→ **REQUIREMENTS**
Write out each line that follows exactly as it stands, without the pictures.

(Saved entries)
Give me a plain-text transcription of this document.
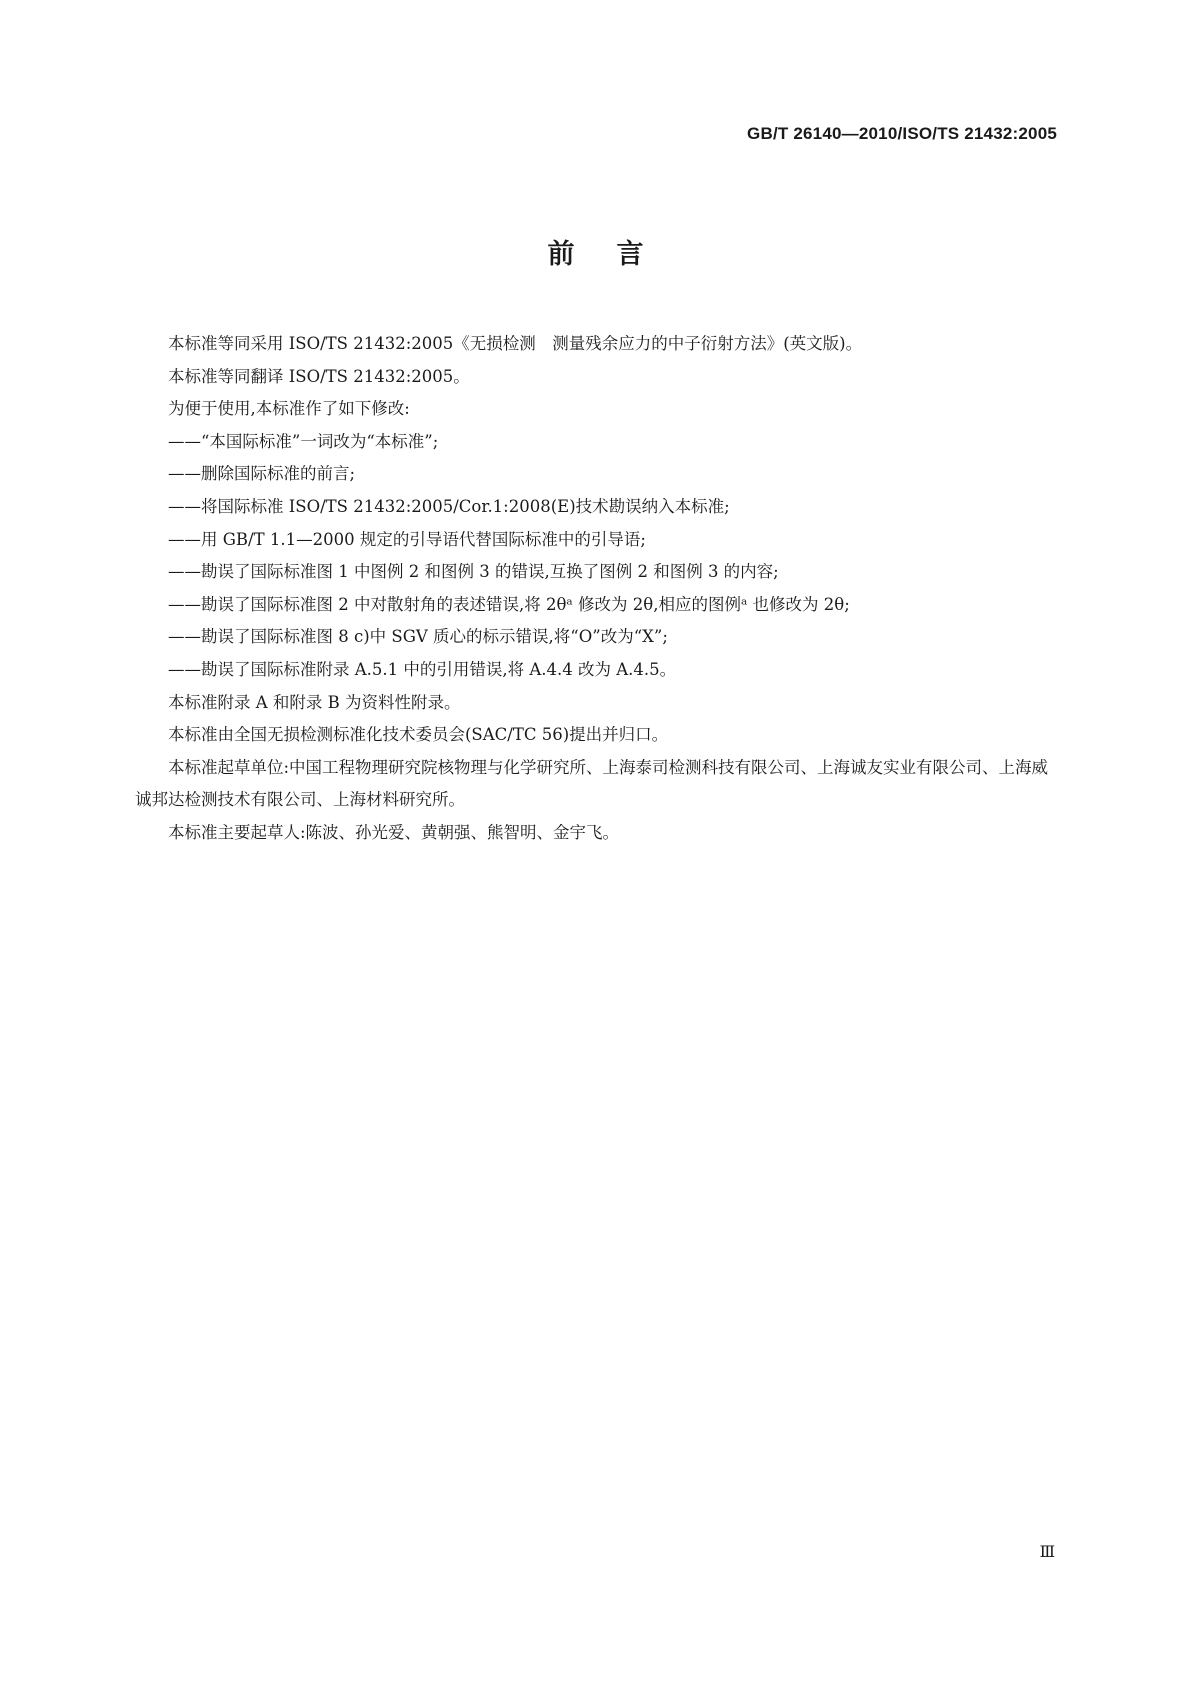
GB/T 26140—2010/ISO/TS 21432:2005
前言

本标准等同采用 ISO/TS 21432:2005《无损检测　测量残余应力的中子衍射方法》(英文版)。

本标准等同翻译 ISO/TS 21432:2005。

为便于使用,本标准作了如下修改:

——“本国际标准”一词改为“本标准”;

——删除国际标准的前言;

——将国际标准 ISO/TS 21432:2005/Cor.1:2008(E)技术勘误纳入本标准;

——用 GB/T 1.1—2000 规定的引导语代替国际标准中的引导语;

——勘误了国际标准图 1 中图例 2 和图例 3 的错误,互换了图例 2 和图例 3 的内容;

——勘误了国际标准图 2 中对散射角的表述错误,将 2θᵃ 修改为 2θ,相应的图例ᵃ 也修改为 2θ;

——勘误了国际标准图 8 c)中 SGV 质心的标示错误,将“O”改为“X”;

——勘误了国际标准附录 A.5.1 中的引用错误,将 A.4.4 改为 A.4.5。

本标准附录 A 和附录 B 为资料性附录。

本标准由全国无损检测标准化技术委员会(SAC/TC 56)提出并归口。

本标准起草单位:中国工程物理研究院核物理与化学研究所、上海泰司检测科技有限公司、上海诚友实业有限公司、上海威诚邦达检测技术有限公司、上海材料研究所。

本标准主要起草人:陈波、孙光爱、黄朝强、熊智明、金宇飞。

Ⅲ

→ **THE RESPONSE**
Give me a plain-text transcription of this document.
GB/T 26140—2010/ISO/TS 21432:2005
前言

本标准等同采用 ISO/TS 21432:2005《无损检测　测量残余应力的中子衍射方法》(英文版)。

本标准等同翻译 ISO/TS 21432:2005。

为便于使用,本标准作了如下修改:

——“本国际标准”一词改为“本标准”;

——删除国际标准的前言;

——将国际标准 ISO/TS 21432:2005/Cor.1:2008(E)技术勘误纳入本标准;

——用 GB/T 1.1—2000 规定的引导语代替国际标准中的引导语;

——勘误了国际标准图 1 中图例 2 和图例 3 的错误,互换了图例 2 和图例 3 的内容;

——勘误了国际标准图 2 中对散射角的表述错误,将 2θᵃ 修改为 2θ,相应的图例ᵃ 也修改为 2θ;

——勘误了国际标准图 8 c)中 SGV 质心的标示错误,将“O”改为“X”;

——勘误了国际标准附录 A.5.1 中的引用错误,将 A.4.4 改为 A.4.5。

本标准附录 A 和附录 B 为资料性附录。

本标准由全国无损检测标准化技术委员会(SAC/TC 56)提出并归口。

本标准起草单位:中国工程物理研究院核物理与化学研究所、上海泰司检测科技有限公司、上海诚友实业有限公司、上海威诚邦达检测技术有限公司、上海材料研究所。

本标准主要起草人:陈波、孙光爱、黄朝强、熊智明、金宇飞。

Ⅲ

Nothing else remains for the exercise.